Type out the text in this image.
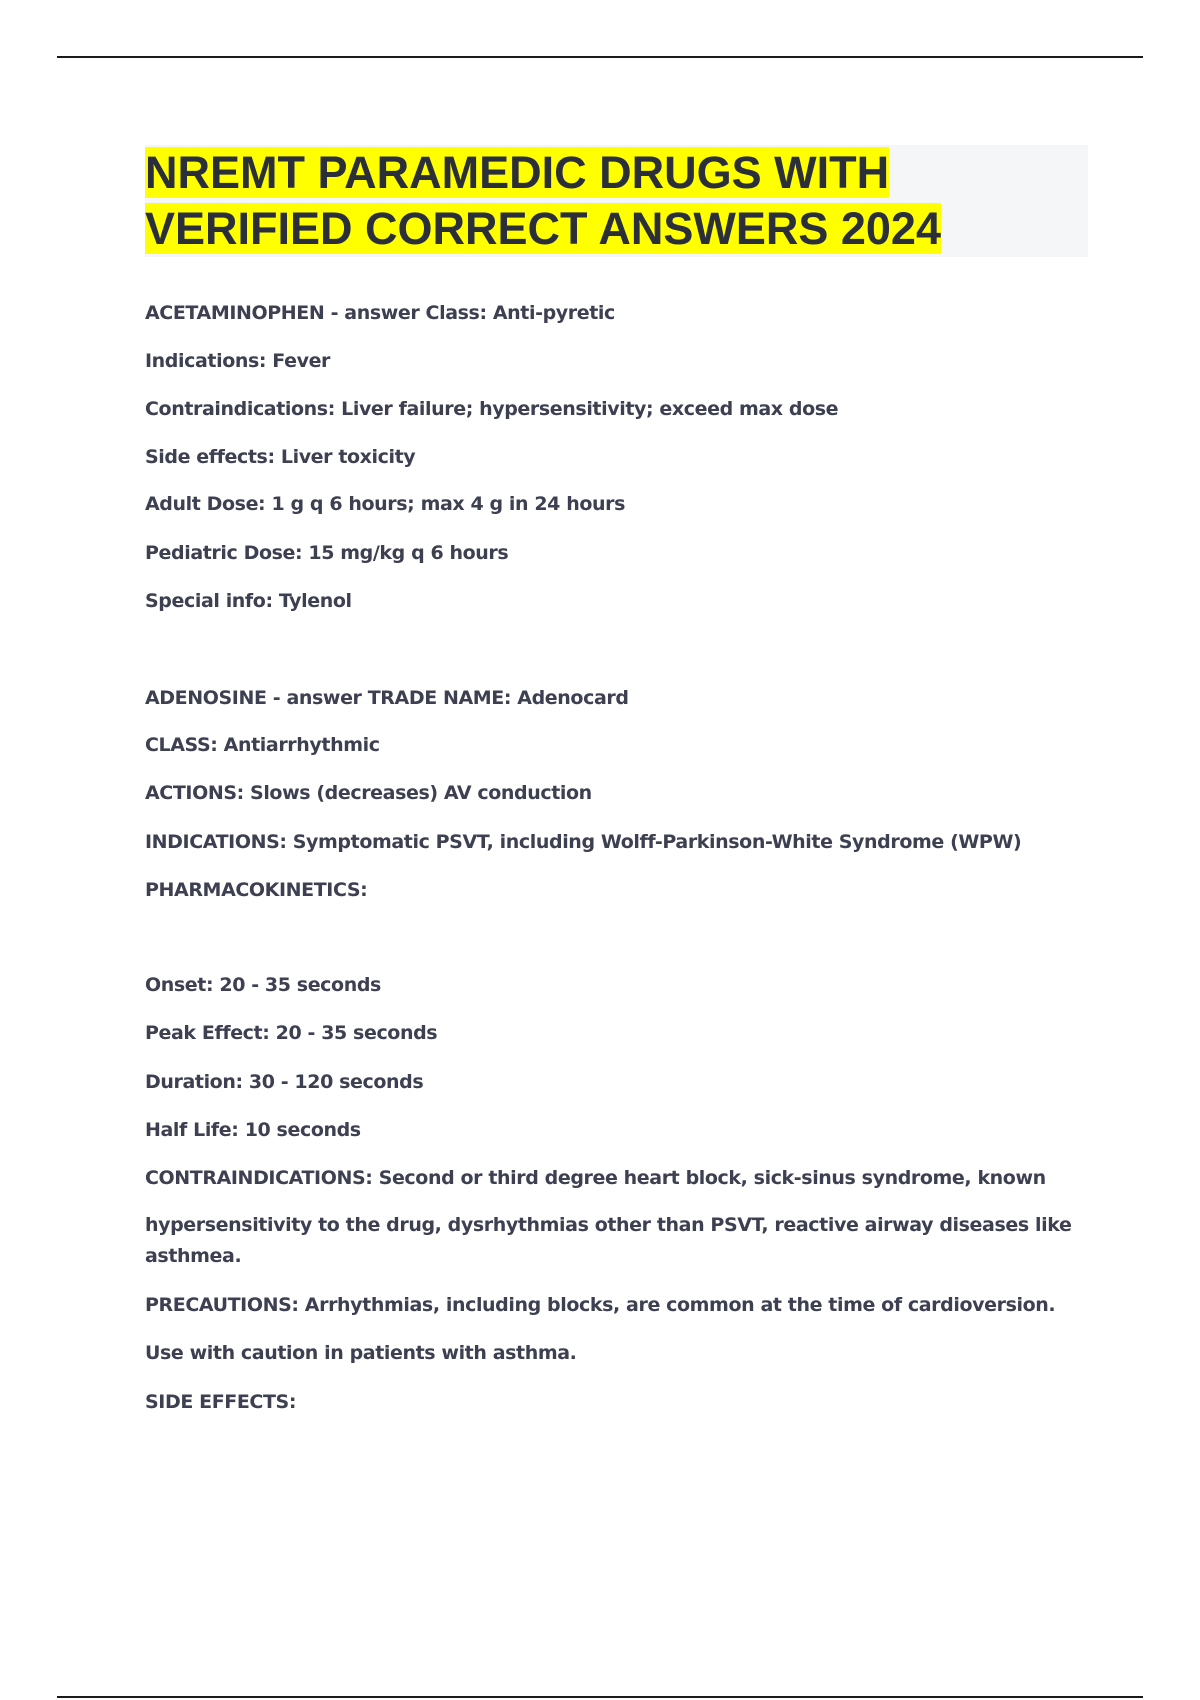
NREMT PARAMEDIC DRUGS WITH
VERIFIED CORRECT ANSWERS 2024
ACETAMINOPHEN - answer Class: Anti-pyretic
Indications: Fever
Contraindications: Liver failure; hypersensitivity; exceed max dose
Side effects: Liver toxicity
Adult Dose: 1 g q 6 hours; max 4 g in 24 hours
Pediatric Dose: 15 mg/kg q 6 hours
Special info: Tylenol
ADENOSINE - answer TRADE NAME: Adenocard
CLASS: Antiarrhythmic
ACTIONS: Slows (decreases) AV conduction
INDICATIONS: Symptomatic PSVT, including Wolff-Parkinson-White Syndrome (WPW)
PHARMACOKINETICS:
Onset: 20 - 35 seconds
Peak Effect: 20 - 35 seconds
Duration: 30 - 120 seconds
Half Life: 10 seconds
CONTRAINDICATIONS: Second or third degree heart block, sick-sinus syndrome, known
hypersensitivity to the drug, dysrhythmias other than PSVT, reactive airway diseases like
asthmea.
PRECAUTIONS: Arrhythmias, including blocks, are common at the time of cardioversion.
Use with caution in patients with asthma.
SIDE EFFECTS:
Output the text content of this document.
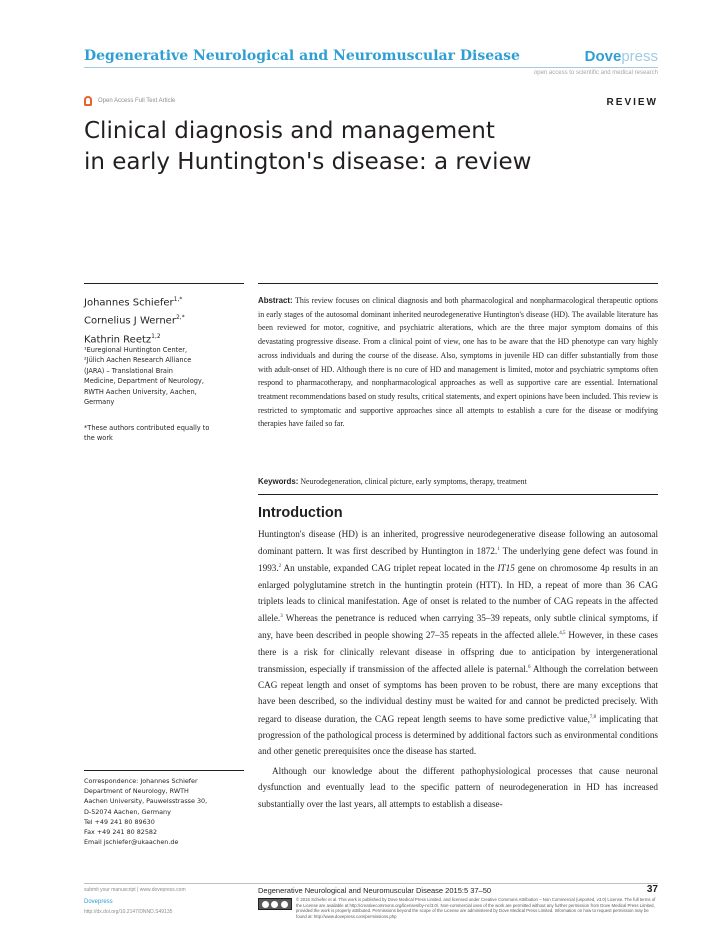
Degenerative Neurological and Neuromuscular Disease	Dovepress
open access to scientific and medical research
Open Access Full Text Article	REVIEW
Clinical diagnosis and management
in early Huntington's disease: a review
Johannes Schiefer$^{1,*}$
Cornelius J Werner$^{2,*}$
Kathrin Reetz$^{1,2}$

¹Euregional Huntington Center,

²Jülich Aachen Research Alliance

(JARA) – Translational Brain

Medicine, Department of Neurology,

RWTH Aachen University, Aachen,

Germany

*These authors contributed equally to
the work
Correspondence: Johannes Schiefer
Department of Neurology, RWTH
Aachen University, Pauwelsstrasse 30,
D-52074 Aachen, Germany
Tel +49 241 80 89630
Fax +49 241 80 82582
Email jschiefer@ukaachen.de
Abstract: This review focuses on clinical diagnosis and both pharmacological and nonpharmacological therapeutic options in early stages of the autosomal dominant inherited neurodegenerative Huntington's disease (HD). The available literature has been reviewed for motor, cognitive, and psychiatric alterations, which are the three major symptom domains of this devastating progressive disease. From a clinical point of view, one has to be aware that the HD phenotype can vary highly across individuals and during the course of the disease. Also, symptoms in juvenile HD can differ substantially from those with adult-onset of HD. Although there is no cure of HD and management is limited, motor and psychiatric symptoms often respond to pharmacotherapy, and nonpharmacological approaches as well as supportive care are essential. International treatment recommendations based on study results, critical statements, and expert opinions have been included. This review is restricted to symptomatic and supportive approaches since all attempts to establish a cure for the disease or modifying therapies have failed so far.
Keywords: Neurodegeneration, clinical picture, early symptoms, therapy, treatment
Introduction

Huntington's disease (HD) is an inherited, progressive neurodegenerative disease following an autosomal dominant pattern. It was first described by Huntington in 1872.$^1$ The underlying gene defect was found in 1993.$^2$ An unstable, expanded CAG triplet repeat located in the IT15 gene on chromosome 4p results in an enlarged polyglutamine stretch in the huntingtin protein (HTT). In HD, a repeat of more than 36 CAG triplets leads to clinical manifestation. Age of onset is related to the number of CAG repeats in the affected allele.$^3$ Whereas the penetrance is reduced when carrying 35–39 repeats, only subtle clinical symptoms, if any, have been described in people showing 27–35 repeats in the affected allele.$^{4,5}$ However, in these cases there is a risk for clinically relevant disease in offspring due to anticipation by intergenerational transmission, especially if transmission of the affected allele is paternal.$^6$ Although the correlation between CAG repeat length and onset of symptoms has been proven to be robust, there are many exceptions that have been described, so the individual destiny must be waited for and cannot be predicted precisely. With regard to disease duration, the CAG repeat length seems to have some predictive value,$^{7,8}$ implicating that progression of the pathological process is determined by additional factors such as environmental conditions and other genetic prerequisites once the disease has started.

Although our knowledge about the different pathophysiological processes that cause neuronal dysfunction and eventually lead to the specific pattern of neurodegeneration in HD has increased substantially over the last years, all attempts to establish a disease-

submit your manuscript | www.dovepress.com
Dovepress
http://dx.doi.org/10.2147/DNND.S49135
Degenerative Neurological and Neuromuscular Disease 2015:5 37–50	37
© 2015 Schiefer et al. This work is published by Dove Medical Press Limited, and licensed under Creative Commons Attribution – Non Commercial (unported, v3.0) License. The full terms of the License are available at http://creativecommons.org/licenses/by-nc/3.0/. Non-commercial uses of the work are permitted without any further permission from Dove Medical Press Limited, provided the work is properly attributed. Permissions beyond the scope of the License are administered by Dove Medical Press Limited. Information on how to request permission may be found at: http://www.dovepress.com/permissions.php
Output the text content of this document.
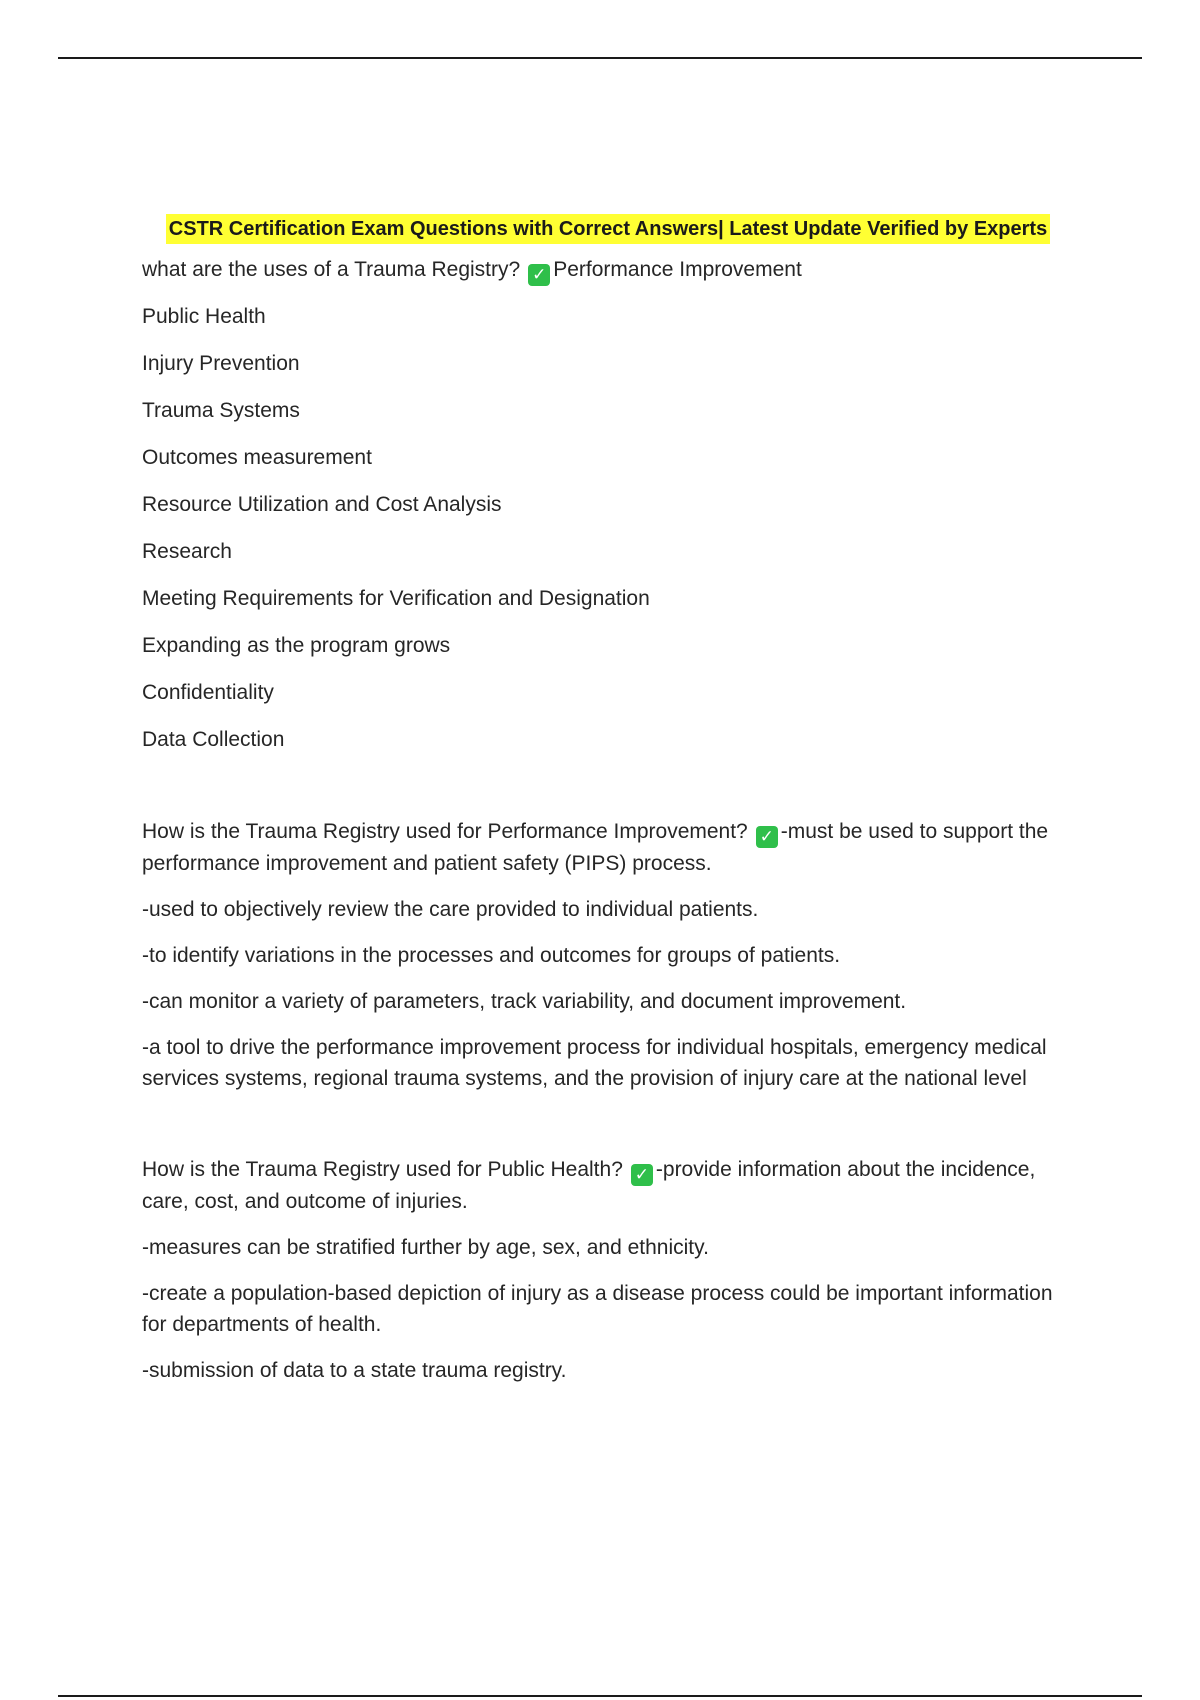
CSTR Certification Exam Questions with Correct Answers| Latest Update Verified by Experts

what are the uses of a Trauma Registry? ✓ Performance Improvement

Public Health

Injury Prevention

Trauma Systems

Outcomes measurement

Resource Utilization and Cost Analysis

Research

Meeting Requirements for Verification and Designation

Expanding as the program grows

Confidentiality

Data Collection

How is the Trauma Registry used for Performance Improvement? ✓ -must be used to support the performance improvement and patient safety (PIPS) process.

-used to objectively review the care provided to individual patients.

-to identify variations in the processes and outcomes for groups of patients.

-can monitor a variety of parameters, track variability, and document improvement.

-a tool to drive the performance improvement process for individual hospitals, emergency medical services systems, regional trauma systems, and the provision of injury care at the national level

How is the Trauma Registry used for Public Health? ✓ -provide information about the incidence, care, cost, and outcome of injuries.

-measures can be stratified further by age, sex, and ethnicity.

-create a population-based depiction of injury as a disease process could be important information for departments of health.

-submission of data to a state trauma registry.
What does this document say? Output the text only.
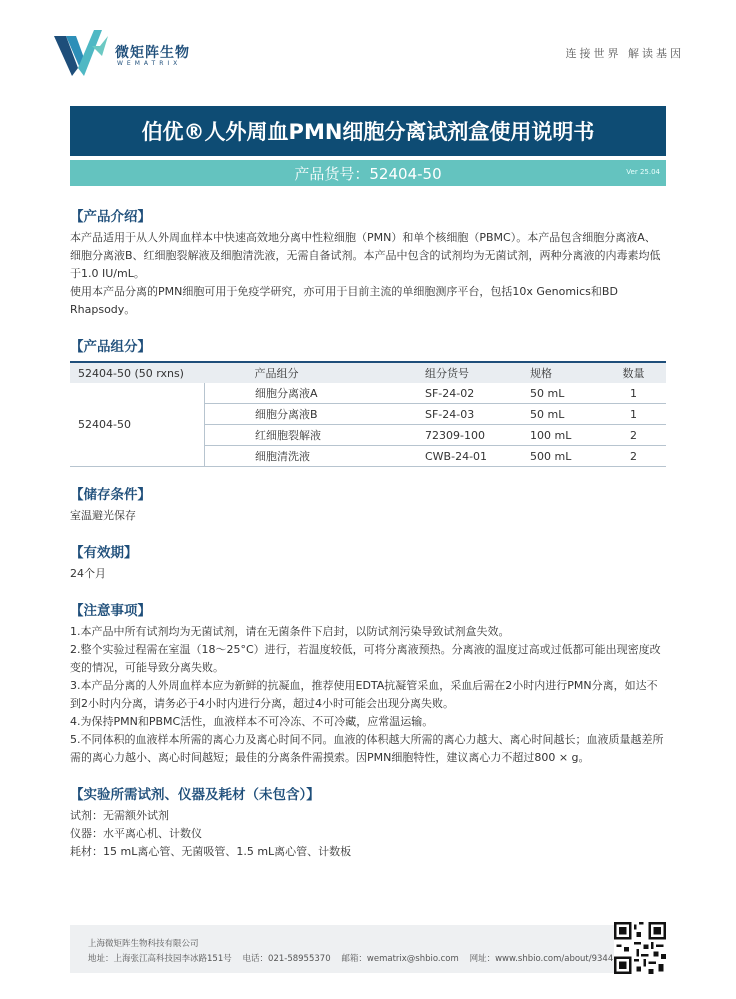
微矩阵生物
WEMATRIX
连接世界 解读基因
伯优®人外周血PMN细胞分离试剂盒使用说明书
产品货号：52404-50	Ver 25.04
【产品介绍】

本产品适用于从人外周血样本中快速高效地分离中性粒细胞（PMN）和单个核细胞（PBMC）。本产品包含细胞分离液A、细胞分离液B、红细胞裂解液及细胞清洗液，无需自备试剂。本产品中包含的试剂均为无菌试剂，两种分离液的内毒素均低于1.0 IU/mL。

使用本产品分离的PMN细胞可用于免疫学研究，亦可用于目前主流的单细胞测序平台，包括10x Genomics和BD Rhapsody。

【产品组分】
52404-50 (50 rxns)	产品组分	组分货号	规格	数量
52404-50	细胞分离液A	SF-24-02	50 mL	1
	细胞分离液B	SF-24-03	50 mL	1
	红细胞裂解液	72309-100	100 mL	2
	细胞清洗液	CWB-24-01	500 mL	2
【储存条件】

室温避光保存

【有效期】

24个月

【注意事项】

1.本产品中所有试剂均为无菌试剂，请在无菌条件下启封，以防试剂污染导致试剂盒失效。

2.整个实验过程需在室温（18～25°C）进行，若温度较低，可将分离液预热。分离液的温度过高或过低都可能出现密度改变的情况，可能导致分离失败。

3.本产品分离的人外周血样本应为新鲜的抗凝血，推荐使用EDTA抗凝管采血，采血后需在2小时内进行PMN分离，如达不到2小时内分离，请务必于4小时内进行分离，超过4小时可能会出现分离失败。

4.为保持PMN和PBMC活性，血液样本不可冷冻、不可冷藏，应常温运输。

5.不同体积的血液样本所需的离心力及离心时间不同。血液的体积越大所需的离心力越大、离心时间越长；血液质量越差所需的离心力越小、离心时间越短；最佳的分离条件需摸索。因PMN细胞特性，建议离心力不超过800 × g。

【实验所需试剂、仪器及耗材（未包含）】

试剂：无需额外试剂

仪器：水平离心机、计数仪

耗材：15 mL离心管、无菌吸管、1.5 mL离心管、计数板

上海微矩阵生物科技有限公司
地址：上海张江高科技园李冰路151号 电话：021-58955370 邮箱：wematrix@shbio.com 网址：www.shbio.com/about/9344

-------

◆ TASK BRIEF ◆
Reproduce each line of the records in which the string "used" appears.

◆ RESULT ◆
How is the Trauma Registry used for Performance Improvement? ✓ -must be used to support the performance improvement and patient safety (PIPS) process.
-used to objectively review the care provided to individual patients.
How is the Trauma Registry used for Public Health? ✓ -provide information about the incidence, care, cost, and outcome of injuries.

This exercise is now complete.